» WORK TO COMPLETE: Write the records below out again exactly as given, with no images.

### EXCERPTED RECORDS

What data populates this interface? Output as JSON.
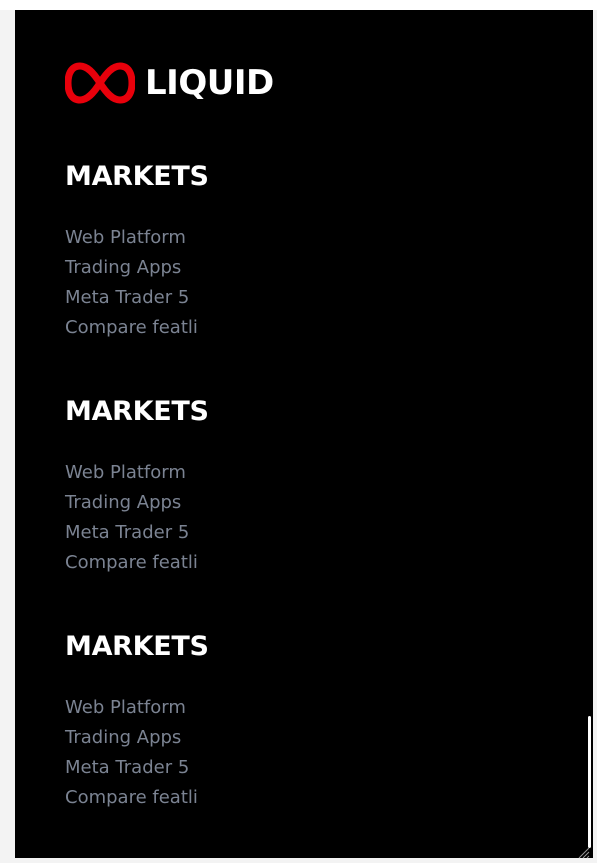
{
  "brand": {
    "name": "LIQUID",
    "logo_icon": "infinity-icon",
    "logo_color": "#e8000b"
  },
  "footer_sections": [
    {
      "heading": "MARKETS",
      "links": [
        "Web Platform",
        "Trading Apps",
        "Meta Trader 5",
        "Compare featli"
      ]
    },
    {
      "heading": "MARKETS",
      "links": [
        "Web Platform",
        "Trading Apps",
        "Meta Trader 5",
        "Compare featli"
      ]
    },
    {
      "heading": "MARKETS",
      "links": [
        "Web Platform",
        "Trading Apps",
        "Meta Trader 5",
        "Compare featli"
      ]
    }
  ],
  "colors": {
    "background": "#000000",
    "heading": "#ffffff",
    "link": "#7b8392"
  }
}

######

» RESPONSE:
What data populates this interface? Output as JSON.
{
  "brand": {
    "name": "LIQUID",
    "logo_icon": "infinity-icon",
    "logo_color": "#e8000b"
  },
  "footer_sections": [
    {
      "heading": "MARKETS",
      "links": [
        "Web Platform",
        "Trading Apps",
        "Meta Trader 5",
        "Compare featli"
      ]
    },
    {
      "heading": "MARKETS",
      "links": [
        "Web Platform",
        "Trading Apps",
        "Meta Trader 5",
        "Compare featli"
      ]
    },
    {
      "heading": "MARKETS",
      "links": [
        "Web Platform",
        "Trading Apps",
        "Meta Trader 5",
        "Compare featli"
      ]
    }
  ],
  "colors": {
    "background": "#000000",
    "heading": "#ffffff",
    "link": "#7b8392"
  }
}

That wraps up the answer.